* [Given data]
* * * * *

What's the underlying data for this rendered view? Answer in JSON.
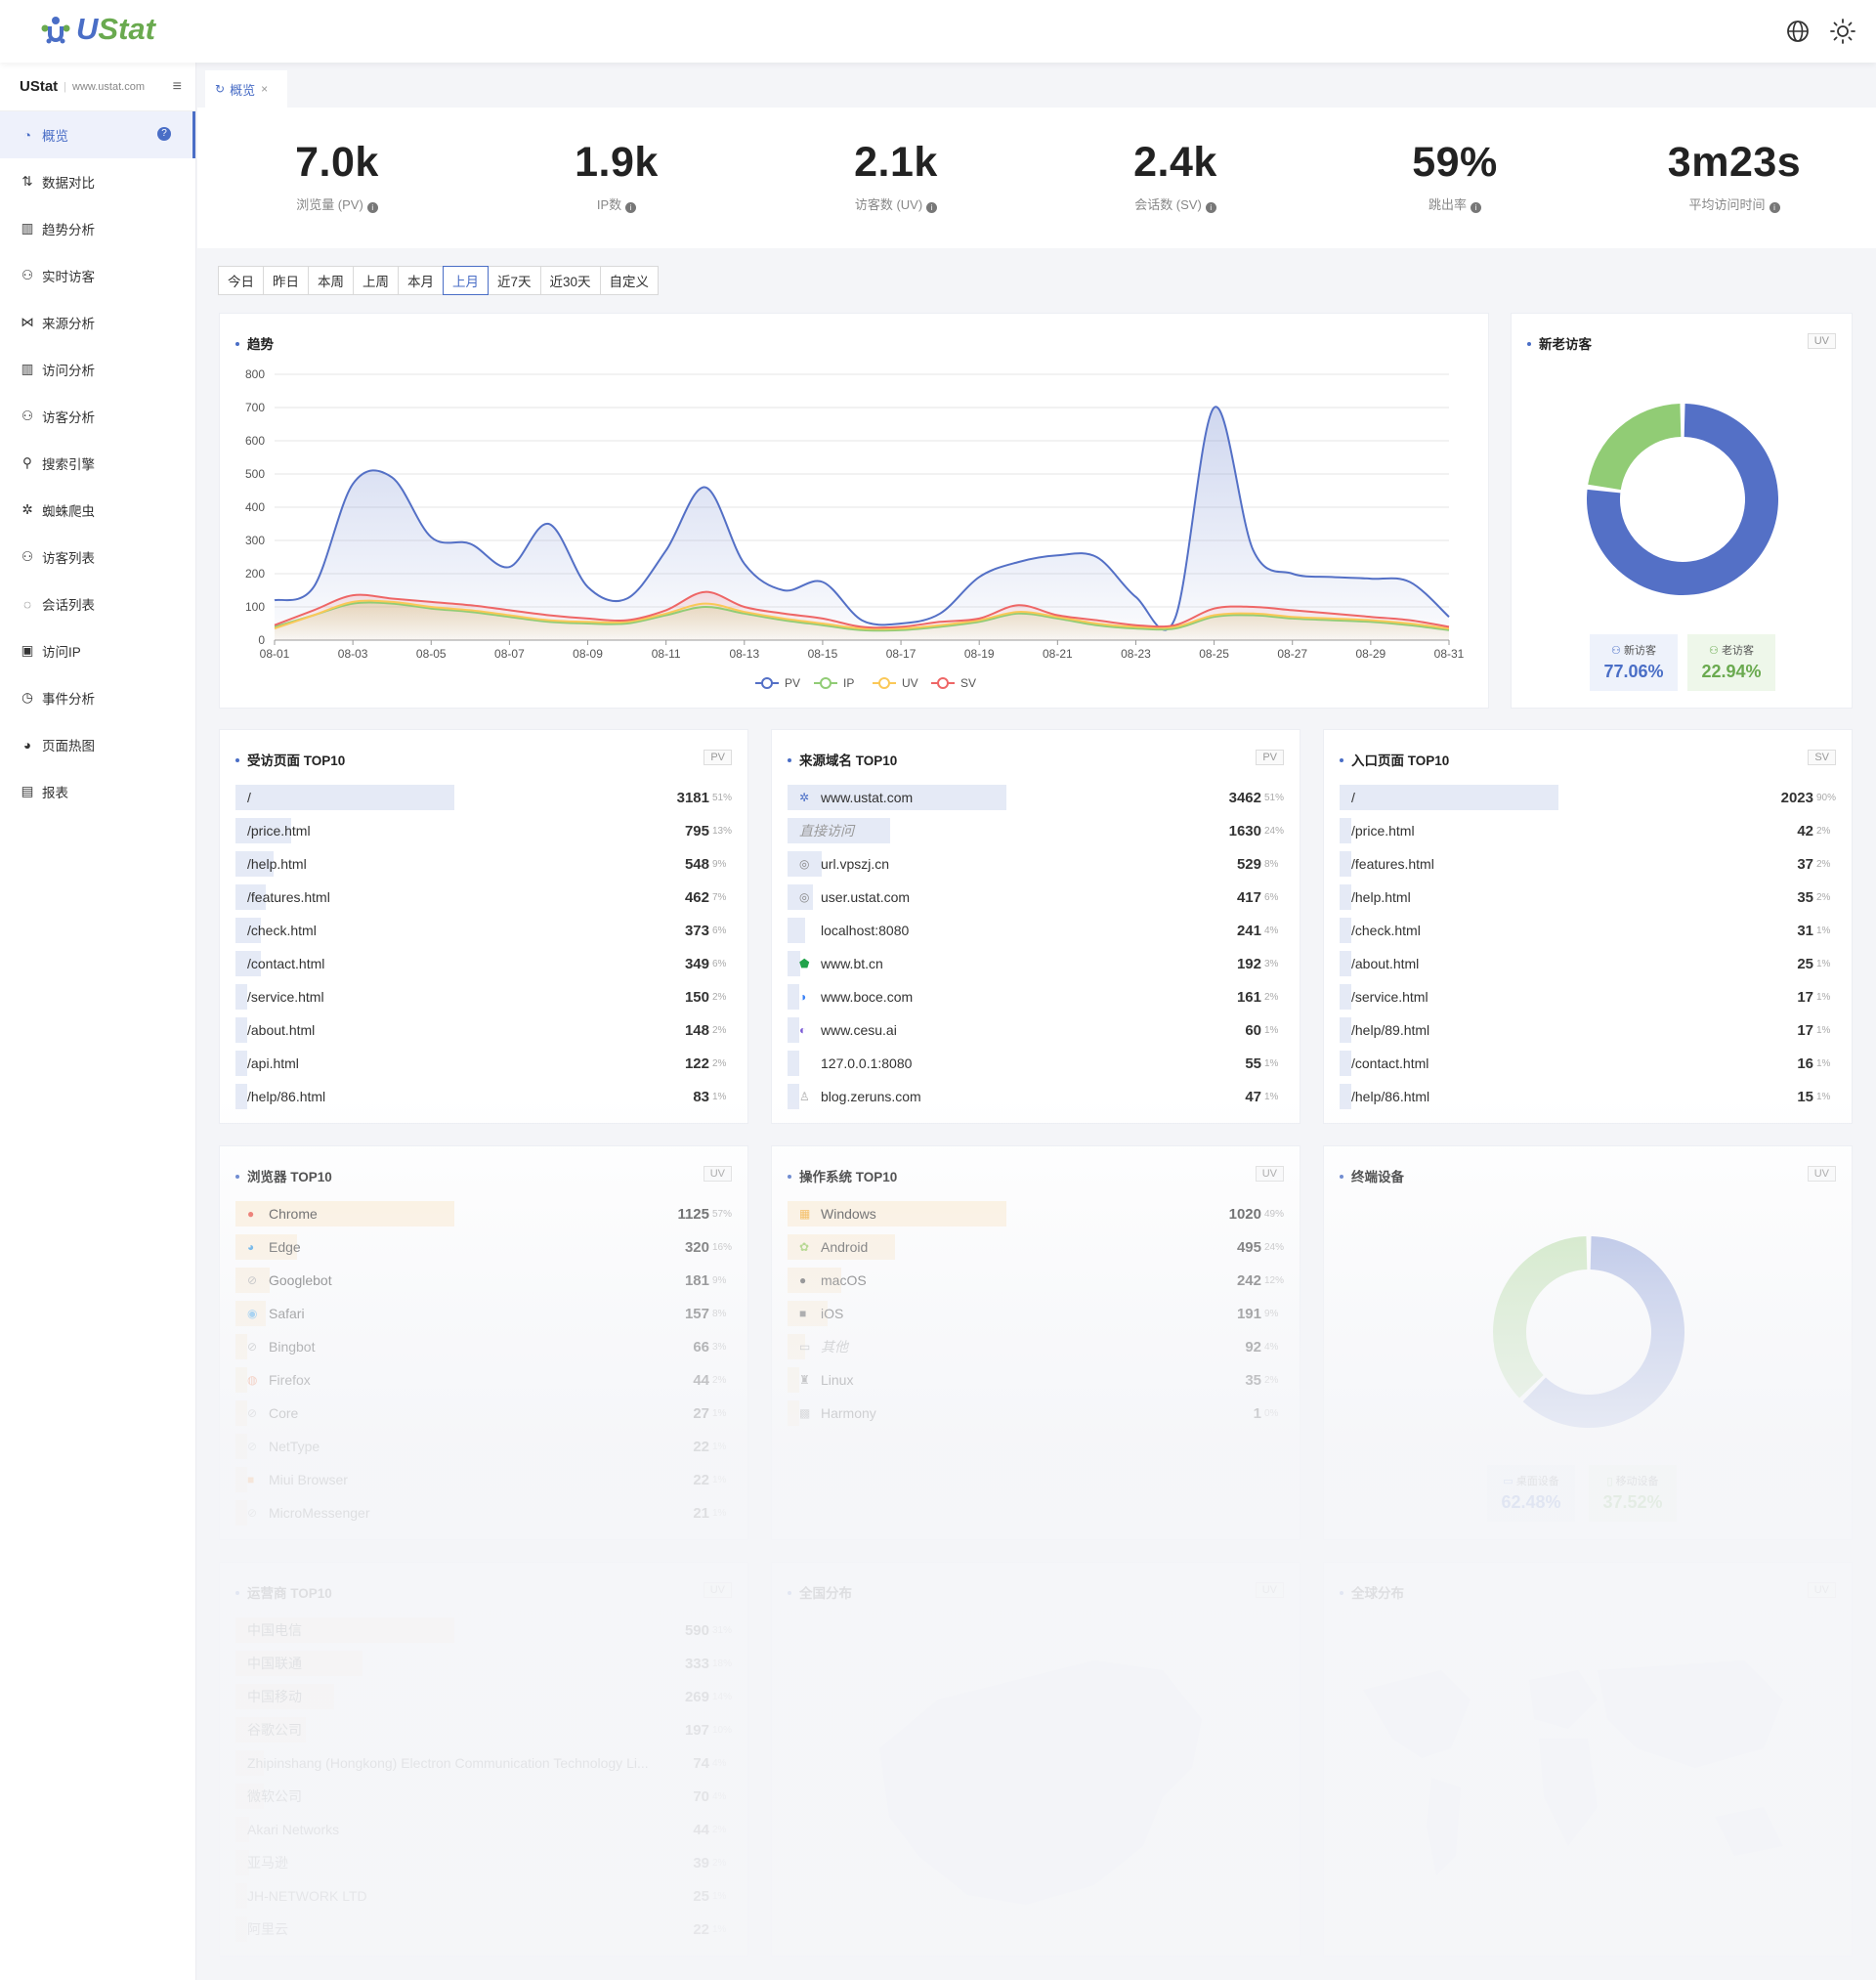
{
  "app": {
    "logo_text_u": "U",
    "logo_text_rest": "Stat",
    "brand": "UStat",
    "brand_domain": "www.ustat.com"
  },
  "topbar": {
    "icons": [
      "globe-icon",
      "sun-icon"
    ]
  },
  "sidebar": {
    "items": [
      {
        "label": "概览",
        "icon": "dashboard-icon",
        "active": true
      },
      {
        "label": "数据对比",
        "icon": "compare-icon"
      },
      {
        "label": "趋势分析",
        "icon": "chart-icon"
      },
      {
        "label": "实时访客",
        "icon": "user-icon"
      },
      {
        "label": "来源分析",
        "icon": "share-icon"
      },
      {
        "label": "访问分析",
        "icon": "chart-icon"
      },
      {
        "label": "访客分析",
        "icon": "user-icon"
      },
      {
        "label": "搜索引擎",
        "icon": "search-icon"
      },
      {
        "label": "蜘蛛爬虫",
        "icon": "bug-icon"
      },
      {
        "label": "访客列表",
        "icon": "user-icon"
      },
      {
        "label": "会话列表",
        "icon": "chat-icon"
      },
      {
        "label": "访问IP",
        "icon": "ip-icon"
      },
      {
        "label": "事件分析",
        "icon": "clock-icon"
      },
      {
        "label": "页面热图",
        "icon": "heatmap-icon"
      },
      {
        "label": "报表",
        "icon": "report-icon"
      }
    ]
  },
  "tabs": [
    {
      "label": "概览"
    }
  ],
  "stats": [
    {
      "value": "7.0k",
      "label": "浏览量 (PV)"
    },
    {
      "value": "1.9k",
      "label": "IP数"
    },
    {
      "value": "2.1k",
      "label": "访客数 (UV)"
    },
    {
      "value": "2.4k",
      "label": "会话数 (SV)"
    },
    {
      "value": "59%",
      "label": "跳出率"
    },
    {
      "value": "3m23s",
      "label": "平均访问时间"
    }
  ],
  "date_ranges": [
    "今日",
    "昨日",
    "本周",
    "上周",
    "本月",
    "上月",
    "近7天",
    "近30天",
    "自定义"
  ],
  "date_selected": "上月",
  "trend": {
    "title": "趋势",
    "chart_data": {
      "type": "area",
      "x": [
        "08-01",
        "08-02",
        "08-03",
        "08-04",
        "08-05",
        "08-06",
        "08-07",
        "08-08",
        "08-09",
        "08-10",
        "08-11",
        "08-12",
        "08-13",
        "08-14",
        "08-15",
        "08-16",
        "08-17",
        "08-18",
        "08-19",
        "08-20",
        "08-21",
        "08-22",
        "08-23",
        "08-24",
        "08-25",
        "08-26",
        "08-27",
        "08-28",
        "08-29",
        "08-30",
        "08-31"
      ],
      "xticks": [
        "08-01",
        "08-03",
        "08-05",
        "08-07",
        "08-09",
        "08-11",
        "08-13",
        "08-15",
        "08-17",
        "08-19",
        "08-21",
        "08-23",
        "08-25",
        "08-27",
        "08-29",
        "08-31"
      ],
      "ylim": [
        0,
        800
      ],
      "yticks": [
        0,
        100,
        200,
        300,
        400,
        500,
        600,
        700,
        800
      ],
      "series": [
        {
          "name": "PV",
          "color": "#5470c6",
          "values": [
            120,
            160,
            470,
            490,
            310,
            290,
            220,
            350,
            160,
            125,
            270,
            460,
            230,
            150,
            175,
            60,
            50,
            80,
            190,
            235,
            255,
            250,
            130,
            65,
            700,
            270,
            200,
            190,
            185,
            175,
            70
          ]
        },
        {
          "name": "IP",
          "color": "#91cc75",
          "values": [
            40,
            75,
            110,
            110,
            95,
            85,
            70,
            55,
            50,
            50,
            75,
            100,
            80,
            60,
            45,
            30,
            30,
            40,
            55,
            80,
            65,
            45,
            35,
            35,
            70,
            75,
            65,
            60,
            55,
            45,
            30
          ]
        },
        {
          "name": "UV",
          "color": "#fac858",
          "values": [
            35,
            75,
            115,
            115,
            100,
            90,
            75,
            60,
            55,
            55,
            80,
            110,
            85,
            65,
            50,
            35,
            35,
            45,
            60,
            85,
            70,
            50,
            40,
            40,
            75,
            80,
            70,
            65,
            60,
            50,
            35
          ]
        },
        {
          "name": "SV",
          "color": "#ee6666",
          "values": [
            45,
            90,
            135,
            125,
            115,
            105,
            90,
            75,
            65,
            60,
            90,
            145,
            100,
            80,
            65,
            40,
            40,
            55,
            65,
            105,
            75,
            60,
            45,
            45,
            95,
            100,
            90,
            80,
            70,
            60,
            40
          ]
        }
      ],
      "legend": "bottom"
    }
  },
  "newold": {
    "title": "新老访客",
    "tag": "UV",
    "new_label": "新访客",
    "new_value": "77.06%",
    "old_label": "老访客",
    "old_value": "22.94%",
    "chart_data": {
      "type": "pie",
      "values": [
        77.06,
        22.94
      ],
      "colors": [
        "#5470c6",
        "#91cc75"
      ]
    }
  },
  "pages": {
    "title": "受访页面 TOP10",
    "tag": "PV",
    "rows": [
      {
        "name": "/",
        "value": "3181",
        "pct": "51%",
        "ratio": 0.51
      },
      {
        "name": "/price.html",
        "value": "795",
        "pct": "13%",
        "ratio": 0.13
      },
      {
        "name": "/help.html",
        "value": "548",
        "pct": "9%",
        "ratio": 0.09
      },
      {
        "name": "/features.html",
        "value": "462",
        "pct": "7%",
        "ratio": 0.07
      },
      {
        "name": "/check.html",
        "value": "373",
        "pct": "6%",
        "ratio": 0.06
      },
      {
        "name": "/contact.html",
        "value": "349",
        "pct": "6%",
        "ratio": 0.06
      },
      {
        "name": "/service.html",
        "value": "150",
        "pct": "2%",
        "ratio": 0.02
      },
      {
        "name": "/about.html",
        "value": "148",
        "pct": "2%",
        "ratio": 0.02
      },
      {
        "name": "/api.html",
        "value": "122",
        "pct": "2%",
        "ratio": 0.02
      },
      {
        "name": "/help/86.html",
        "value": "83",
        "pct": "1%",
        "ratio": 0.01
      }
    ]
  },
  "domains": {
    "title": "来源域名 TOP10",
    "tag": "PV",
    "rows": [
      {
        "name": "www.ustat.com",
        "value": "3462",
        "pct": "51%",
        "ratio": 0.51,
        "icon": "ustat-icon"
      },
      {
        "name": "直接访问",
        "value": "1630",
        "pct": "24%",
        "ratio": 0.24,
        "italic": true
      },
      {
        "name": "url.vpszj.cn",
        "value": "529",
        "pct": "8%",
        "ratio": 0.08,
        "icon": "globe-icon"
      },
      {
        "name": "user.ustat.com",
        "value": "417",
        "pct": "6%",
        "ratio": 0.06,
        "icon": "globe-icon"
      },
      {
        "name": "localhost:8080",
        "value": "241",
        "pct": "4%",
        "ratio": 0.04
      },
      {
        "name": "www.bt.cn",
        "value": "192",
        "pct": "3%",
        "ratio": 0.03,
        "icon": "shield-icon"
      },
      {
        "name": "www.boce.com",
        "value": "161",
        "pct": "2%",
        "ratio": 0.02,
        "icon": "boce-icon"
      },
      {
        "name": "www.cesu.ai",
        "value": "60",
        "pct": "1%",
        "ratio": 0.01,
        "icon": "cesu-icon"
      },
      {
        "name": "127.0.0.1:8080",
        "value": "55",
        "pct": "1%",
        "ratio": 0.01
      },
      {
        "name": "blog.zeruns.com",
        "value": "47",
        "pct": "1%",
        "ratio": 0.01,
        "icon": "person-icon"
      }
    ]
  },
  "entries": {
    "title": "入口页面 TOP10",
    "tag": "SV",
    "rows": [
      {
        "name": "/",
        "value": "2023",
        "pct": "90%",
        "ratio": 0.9
      },
      {
        "name": "/price.html",
        "value": "42",
        "pct": "2%",
        "ratio": 0.02
      },
      {
        "name": "/features.html",
        "value": "37",
        "pct": "2%",
        "ratio": 0.02
      },
      {
        "name": "/help.html",
        "value": "35",
        "pct": "2%",
        "ratio": 0.02
      },
      {
        "name": "/check.html",
        "value": "31",
        "pct": "1%",
        "ratio": 0.01
      },
      {
        "name": "/about.html",
        "value": "25",
        "pct": "1%",
        "ratio": 0.01
      },
      {
        "name": "/service.html",
        "value": "17",
        "pct": "1%",
        "ratio": 0.01
      },
      {
        "name": "/help/89.html",
        "value": "17",
        "pct": "1%",
        "ratio": 0.01
      },
      {
        "name": "/contact.html",
        "value": "16",
        "pct": "1%",
        "ratio": 0.01
      },
      {
        "name": "/help/86.html",
        "value": "15",
        "pct": "1%",
        "ratio": 0.01
      }
    ]
  },
  "browsers": {
    "title": "浏览器 TOP10",
    "tag": "UV",
    "rows": [
      {
        "name": "Chrome",
        "value": "1125",
        "pct": "57%",
        "ratio": 0.57,
        "icon": "chrome-icon"
      },
      {
        "name": "Edge",
        "value": "320",
        "pct": "16%",
        "ratio": 0.16,
        "icon": "edge-icon"
      },
      {
        "name": "Googlebot",
        "value": "181",
        "pct": "9%",
        "ratio": 0.09,
        "icon": "bot-icon"
      },
      {
        "name": "Safari",
        "value": "157",
        "pct": "8%",
        "ratio": 0.08,
        "icon": "safari-icon"
      },
      {
        "name": "Bingbot",
        "value": "66",
        "pct": "3%",
        "ratio": 0.03,
        "icon": "bot-icon"
      },
      {
        "name": "Firefox",
        "value": "44",
        "pct": "2%",
        "ratio": 0.02,
        "icon": "firefox-icon"
      },
      {
        "name": "Core",
        "value": "27",
        "pct": "1%",
        "ratio": 0.01,
        "icon": "bot-icon"
      },
      {
        "name": "NetType",
        "value": "22",
        "pct": "1%",
        "ratio": 0.01,
        "icon": "bot-icon"
      },
      {
        "name": "Miui Browser",
        "value": "22",
        "pct": "1%",
        "ratio": 0.01,
        "icon": "miui-icon"
      },
      {
        "name": "MicroMessenger",
        "value": "21",
        "pct": "1%",
        "ratio": 0.01,
        "icon": "bot-icon"
      }
    ]
  },
  "os": {
    "title": "操作系统 TOP10",
    "tag": "UV",
    "rows": [
      {
        "name": "Windows",
        "value": "1020",
        "pct": "49%",
        "ratio": 0.49,
        "icon": "windows-icon"
      },
      {
        "name": "Android",
        "value": "495",
        "pct": "24%",
        "ratio": 0.24,
        "icon": "android-icon"
      },
      {
        "name": "macOS",
        "value": "242",
        "pct": "12%",
        "ratio": 0.12,
        "icon": "apple-icon"
      },
      {
        "name": "iOS",
        "value": "191",
        "pct": "9%",
        "ratio": 0.09,
        "icon": "ios-icon"
      },
      {
        "name": "其他",
        "value": "92",
        "pct": "4%",
        "ratio": 0.04,
        "icon": "os-icon",
        "italic": true
      },
      {
        "name": "Linux",
        "value": "35",
        "pct": "2%",
        "ratio": 0.02,
        "icon": "linux-icon"
      },
      {
        "name": "Harmony",
        "value": "1",
        "pct": "0%",
        "ratio": 0.0,
        "icon": "harmony-icon"
      }
    ]
  },
  "devices": {
    "title": "终端设备",
    "tag": "UV",
    "desktop_label": "桌面设备",
    "desktop_value": "62.48%",
    "mobile_label": "移动设备",
    "mobile_value": "37.52%",
    "chart_data": {
      "type": "pie",
      "values": [
        62.48,
        37.52
      ],
      "colors": [
        "#5470c6",
        "#91cc75"
      ]
    }
  },
  "isp": {
    "title": "运营商 TOP10",
    "tag": "UV",
    "rows": [
      {
        "name": "中国电信",
        "value": "590",
        "pct": "31%",
        "ratio": 0.31
      },
      {
        "name": "中国联通",
        "value": "333",
        "pct": "18%",
        "ratio": 0.18
      },
      {
        "name": "中国移动",
        "value": "269",
        "pct": "14%",
        "ratio": 0.14
      },
      {
        "name": "谷歌公司",
        "value": "197",
        "pct": "10%",
        "ratio": 0.1
      },
      {
        "name": "Zhipinshang (Hongkong) Electron Communication Technology Li...",
        "value": "74",
        "pct": "4%",
        "ratio": 0.04
      },
      {
        "name": "微软公司",
        "value": "70",
        "pct": "4%",
        "ratio": 0.04
      },
      {
        "name": "Akari Networks",
        "value": "44",
        "pct": "2%",
        "ratio": 0.02
      },
      {
        "name": "亚马逊",
        "value": "39",
        "pct": "2%",
        "ratio": 0.02
      },
      {
        "name": "JH-NETWORK LTD",
        "value": "25",
        "pct": "1%",
        "ratio": 0.01
      },
      {
        "name": "阿里云",
        "value": "22",
        "pct": "1%",
        "ratio": 0.01
      }
    ]
  },
  "china_map": {
    "title": "全国分布",
    "tag": "UV"
  },
  "world_map": {
    "title": "全球分布",
    "tag": "UV"
  }
}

* * * * *

Each line with the string "title" in it needs to be found and copied.

    "title": "趋势",
    "title": "新老访客",
    "title": "受访页面 TOP10",
    "title": "来源域名 TOP10",
    "title": "入口页面 TOP10",
    "title": "浏览器 TOP10",
    "title": "操作系统 TOP10",
    "title": "终端设备",
    "title": "运营商 TOP10",
    "title": "全国分布",
    "title": "全球分布",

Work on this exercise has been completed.